§ PROBLEM TO WORK ON
Restate the records below word for word.

§ Records that describe figures
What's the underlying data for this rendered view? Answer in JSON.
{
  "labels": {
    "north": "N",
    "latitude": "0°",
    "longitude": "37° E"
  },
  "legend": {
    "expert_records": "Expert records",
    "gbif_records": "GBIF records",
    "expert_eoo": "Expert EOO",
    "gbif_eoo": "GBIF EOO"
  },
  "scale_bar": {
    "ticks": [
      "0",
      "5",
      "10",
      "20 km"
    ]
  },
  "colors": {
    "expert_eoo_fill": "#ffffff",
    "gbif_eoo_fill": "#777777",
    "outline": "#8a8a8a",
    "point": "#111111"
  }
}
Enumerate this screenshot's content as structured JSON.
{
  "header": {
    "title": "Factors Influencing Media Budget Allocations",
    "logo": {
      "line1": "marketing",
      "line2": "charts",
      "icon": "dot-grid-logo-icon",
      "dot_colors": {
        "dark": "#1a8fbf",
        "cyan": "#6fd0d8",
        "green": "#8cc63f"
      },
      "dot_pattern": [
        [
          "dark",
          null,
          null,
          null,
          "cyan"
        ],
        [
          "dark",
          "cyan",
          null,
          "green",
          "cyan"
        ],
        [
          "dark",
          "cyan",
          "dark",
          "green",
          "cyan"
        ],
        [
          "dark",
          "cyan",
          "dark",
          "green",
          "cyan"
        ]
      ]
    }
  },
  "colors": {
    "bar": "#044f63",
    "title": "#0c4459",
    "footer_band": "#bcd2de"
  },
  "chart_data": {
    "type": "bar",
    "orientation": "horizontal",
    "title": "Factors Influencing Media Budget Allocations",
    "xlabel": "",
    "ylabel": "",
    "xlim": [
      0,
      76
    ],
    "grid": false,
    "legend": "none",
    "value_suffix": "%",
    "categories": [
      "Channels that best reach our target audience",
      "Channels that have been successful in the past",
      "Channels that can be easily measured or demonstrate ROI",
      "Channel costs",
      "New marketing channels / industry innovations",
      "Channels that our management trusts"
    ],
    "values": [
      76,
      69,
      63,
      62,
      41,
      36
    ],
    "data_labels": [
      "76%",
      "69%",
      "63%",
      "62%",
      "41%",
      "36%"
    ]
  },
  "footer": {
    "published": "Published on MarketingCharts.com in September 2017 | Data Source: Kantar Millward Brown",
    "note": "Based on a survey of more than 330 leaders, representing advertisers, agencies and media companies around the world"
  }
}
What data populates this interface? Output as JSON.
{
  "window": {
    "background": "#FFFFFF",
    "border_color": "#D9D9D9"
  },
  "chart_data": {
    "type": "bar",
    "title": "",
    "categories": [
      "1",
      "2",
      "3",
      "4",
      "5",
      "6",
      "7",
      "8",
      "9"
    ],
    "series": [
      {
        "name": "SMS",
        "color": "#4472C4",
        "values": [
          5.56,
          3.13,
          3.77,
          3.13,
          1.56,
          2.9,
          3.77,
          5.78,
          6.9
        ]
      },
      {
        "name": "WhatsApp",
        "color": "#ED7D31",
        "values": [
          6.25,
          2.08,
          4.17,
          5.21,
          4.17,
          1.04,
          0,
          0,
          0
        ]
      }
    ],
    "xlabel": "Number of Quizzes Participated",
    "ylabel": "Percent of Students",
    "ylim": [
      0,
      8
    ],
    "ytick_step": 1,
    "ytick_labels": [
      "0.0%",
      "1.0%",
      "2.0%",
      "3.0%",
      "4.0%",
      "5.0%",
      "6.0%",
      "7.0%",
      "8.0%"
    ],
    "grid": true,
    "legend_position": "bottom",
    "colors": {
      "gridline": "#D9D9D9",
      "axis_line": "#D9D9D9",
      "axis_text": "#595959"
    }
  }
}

§ REPLY
What's the underlying data for this rendered view? Answer in JSON.
{
  "labels": {
    "north": "N",
    "latitude": "0°",
    "longitude": "37° E"
  },
  "legend": {
    "expert_records": "Expert records",
    "gbif_records": "GBIF records",
    "expert_eoo": "Expert EOO",
    "gbif_eoo": "GBIF EOO"
  },
  "scale_bar": {
    "ticks": [
      "0",
      "5",
      "10",
      "20 km"
    ]
  },
  "colors": {
    "expert_eoo_fill": "#ffffff",
    "gbif_eoo_fill": "#777777",
    "outline": "#8a8a8a",
    "point": "#111111"
  }
}
Enumerate this screenshot's content as structured JSON.
{
  "header": {
    "title": "Factors Influencing Media Budget Allocations",
    "logo": {
      "line1": "marketing",
      "line2": "charts",
      "icon": "dot-grid-logo-icon",
      "dot_colors": {
        "dark": "#1a8fbf",
        "cyan": "#6fd0d8",
        "green": "#8cc63f"
      },
      "dot_pattern": [
        [
          "dark",
          null,
          null,
          null,
          "cyan"
        ],
        [
          "dark",
          "cyan",
          null,
          "green",
          "cyan"
        ],
        [
          "dark",
          "cyan",
          "dark",
          "green",
          "cyan"
        ],
        [
          "dark",
          "cyan",
          "dark",
          "green",
          "cyan"
        ]
      ]
    }
  },
  "colors": {
    "bar": "#044f63",
    "title": "#0c4459",
    "footer_band": "#bcd2de"
  },
  "chart_data": {
    "type": "bar",
    "orientation": "horizontal",
    "title": "Factors Influencing Media Budget Allocations",
    "xlabel": "",
    "ylabel": "",
    "xlim": [
      0,
      76
    ],
    "grid": false,
    "legend": "none",
    "value_suffix": "%",
    "categories": [
      "Channels that best reach our target audience",
      "Channels that have been successful in the past",
      "Channels that can be easily measured or demonstrate ROI",
      "Channel costs",
      "New marketing channels / industry innovations",
      "Channels that our management trusts"
    ],
    "values": [
      76,
      69,
      63,
      62,
      41,
      36
    ],
    "data_labels": [
      "76%",
      "69%",
      "63%",
      "62%",
      "41%",
      "36%"
    ]
  },
  "footer": {
    "published": "Published on MarketingCharts.com in September 2017 | Data Source: Kantar Millward Brown",
    "note": "Based on a survey of more than 330 leaders, representing advertisers, agencies and media companies around the world"
  }
}
What data populates this interface? Output as JSON.
{
  "window": {
    "background": "#FFFFFF",
    "border_color": "#D9D9D9"
  },
  "chart_data": {
    "type": "bar",
    "title": "",
    "categories": [
      "1",
      "2",
      "3",
      "4",
      "5",
      "6",
      "7",
      "8",
      "9"
    ],
    "series": [
      {
        "name": "SMS",
        "color": "#4472C4",
        "values": [
          5.56,
          3.13,
          3.77,
          3.13,
          1.56,
          2.9,
          3.77,
          5.78,
          6.9
        ]
      },
      {
        "name": "WhatsApp",
        "color": "#ED7D31",
        "values": [
          6.25,
          2.08,
          4.17,
          5.21,
          4.17,
          1.04,
          0,
          0,
          0
        ]
      }
    ],
    "xlabel": "Number of Quizzes Participated",
    "ylabel": "Percent of Students",
    "ylim": [
      0,
      8
    ],
    "ytick_step": 1,
    "ytick_labels": [
      "0.0%",
      "1.0%",
      "2.0%",
      "3.0%",
      "4.0%",
      "5.0%",
      "6.0%",
      "7.0%",
      "8.0%"
    ],
    "grid": true,
    "legend_position": "bottom",
    "colors": {
      "gridline": "#D9D9D9",
      "axis_line": "#D9D9D9",
      "axis_text": "#595959"
    }
  }
}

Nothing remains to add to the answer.